• **Available records**

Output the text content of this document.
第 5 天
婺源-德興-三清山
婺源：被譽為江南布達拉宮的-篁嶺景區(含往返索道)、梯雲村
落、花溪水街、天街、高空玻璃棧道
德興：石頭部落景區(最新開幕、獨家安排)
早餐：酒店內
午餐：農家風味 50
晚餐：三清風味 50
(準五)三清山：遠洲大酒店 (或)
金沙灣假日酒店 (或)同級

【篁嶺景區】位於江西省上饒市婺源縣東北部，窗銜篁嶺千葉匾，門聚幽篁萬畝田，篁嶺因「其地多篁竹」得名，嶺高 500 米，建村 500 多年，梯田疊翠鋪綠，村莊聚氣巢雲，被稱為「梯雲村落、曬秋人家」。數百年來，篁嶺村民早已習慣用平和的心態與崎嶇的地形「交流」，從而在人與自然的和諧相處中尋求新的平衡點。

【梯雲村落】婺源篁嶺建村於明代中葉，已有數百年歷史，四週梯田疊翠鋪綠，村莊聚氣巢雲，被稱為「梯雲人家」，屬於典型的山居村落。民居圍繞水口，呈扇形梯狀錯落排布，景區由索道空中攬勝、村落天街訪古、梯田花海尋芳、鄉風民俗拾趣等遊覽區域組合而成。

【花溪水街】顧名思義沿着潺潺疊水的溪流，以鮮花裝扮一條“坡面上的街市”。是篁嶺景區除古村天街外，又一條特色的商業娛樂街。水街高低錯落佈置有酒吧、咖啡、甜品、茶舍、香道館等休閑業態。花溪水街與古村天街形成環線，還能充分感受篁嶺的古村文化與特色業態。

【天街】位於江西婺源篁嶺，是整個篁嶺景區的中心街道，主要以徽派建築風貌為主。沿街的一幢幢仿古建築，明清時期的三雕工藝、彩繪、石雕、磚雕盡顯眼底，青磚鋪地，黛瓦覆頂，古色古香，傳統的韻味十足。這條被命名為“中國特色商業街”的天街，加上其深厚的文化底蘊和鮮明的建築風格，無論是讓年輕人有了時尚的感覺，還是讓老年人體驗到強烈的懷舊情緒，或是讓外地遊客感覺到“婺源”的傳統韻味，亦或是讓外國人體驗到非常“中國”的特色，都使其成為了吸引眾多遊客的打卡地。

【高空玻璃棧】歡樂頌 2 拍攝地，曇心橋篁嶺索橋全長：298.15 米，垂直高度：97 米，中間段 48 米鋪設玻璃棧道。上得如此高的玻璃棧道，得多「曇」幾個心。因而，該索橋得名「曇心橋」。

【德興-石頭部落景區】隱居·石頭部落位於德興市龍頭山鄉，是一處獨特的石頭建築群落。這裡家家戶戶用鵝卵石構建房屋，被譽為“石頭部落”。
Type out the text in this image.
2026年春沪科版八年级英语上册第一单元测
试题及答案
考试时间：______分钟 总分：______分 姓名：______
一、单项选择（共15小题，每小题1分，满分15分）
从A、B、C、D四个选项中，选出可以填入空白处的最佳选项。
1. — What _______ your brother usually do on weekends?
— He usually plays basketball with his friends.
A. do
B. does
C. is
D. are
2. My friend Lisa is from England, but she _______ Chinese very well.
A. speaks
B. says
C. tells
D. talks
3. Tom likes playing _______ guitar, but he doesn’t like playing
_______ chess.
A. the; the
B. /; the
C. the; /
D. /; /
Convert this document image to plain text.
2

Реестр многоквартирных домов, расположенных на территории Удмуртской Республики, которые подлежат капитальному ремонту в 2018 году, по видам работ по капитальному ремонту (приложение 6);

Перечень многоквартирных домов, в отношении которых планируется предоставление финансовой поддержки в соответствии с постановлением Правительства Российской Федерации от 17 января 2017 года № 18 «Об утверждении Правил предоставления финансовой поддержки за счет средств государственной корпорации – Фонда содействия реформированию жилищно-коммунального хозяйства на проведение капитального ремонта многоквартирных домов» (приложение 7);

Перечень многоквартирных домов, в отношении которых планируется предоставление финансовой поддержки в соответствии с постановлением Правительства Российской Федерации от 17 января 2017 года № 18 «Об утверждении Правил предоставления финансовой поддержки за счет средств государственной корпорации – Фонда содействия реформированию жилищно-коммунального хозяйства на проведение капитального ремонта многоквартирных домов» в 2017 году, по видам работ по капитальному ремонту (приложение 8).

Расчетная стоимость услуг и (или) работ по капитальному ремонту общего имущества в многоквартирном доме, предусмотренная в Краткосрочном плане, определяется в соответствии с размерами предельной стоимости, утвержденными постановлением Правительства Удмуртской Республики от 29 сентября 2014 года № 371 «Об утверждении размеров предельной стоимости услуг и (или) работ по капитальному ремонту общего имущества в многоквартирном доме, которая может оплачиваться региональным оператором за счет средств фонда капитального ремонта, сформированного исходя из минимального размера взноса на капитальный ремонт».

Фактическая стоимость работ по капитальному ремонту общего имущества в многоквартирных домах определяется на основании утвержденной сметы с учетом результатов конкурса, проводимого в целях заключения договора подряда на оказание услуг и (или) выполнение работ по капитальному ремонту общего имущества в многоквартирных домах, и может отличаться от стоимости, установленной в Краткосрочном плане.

• **Written task**
Pull out all lines of the data with the string "стоимости".

• **Solution for this problem**
Расчетная стоимость услуг и (или) работ по капитальному ремонту общего имущества в многоквартирном доме, предусмотренная в Краткосрочном плане, определяется в соответствии с размерами предельной стоимости, утвержденными постановлением Правительства Удмуртской Республики от 29 сентября 2014 года № 371 «Об утверждении размеров предельной стоимости услуг и (или) работ по капитальному ремонту общего имущества в многоквартирном доме, которая может оплачиваться региональным оператором за счет средств фонда капитального ремонта, сформированного исходя из минимального размера взноса на капитальный ремонт».
Фактическая стоимость работ по капитальному ремонту общего имущества в многоквартирных домах определяется на основании утвержденной сметы с учетом результатов конкурса, проводимого в целях заключения договора подряда на оказание услуг и (или) выполнение работ по капитальному ремонту общего имущества в многоквартирных домах, и может отличаться от стоимости, установленной в Краткосрочном плане.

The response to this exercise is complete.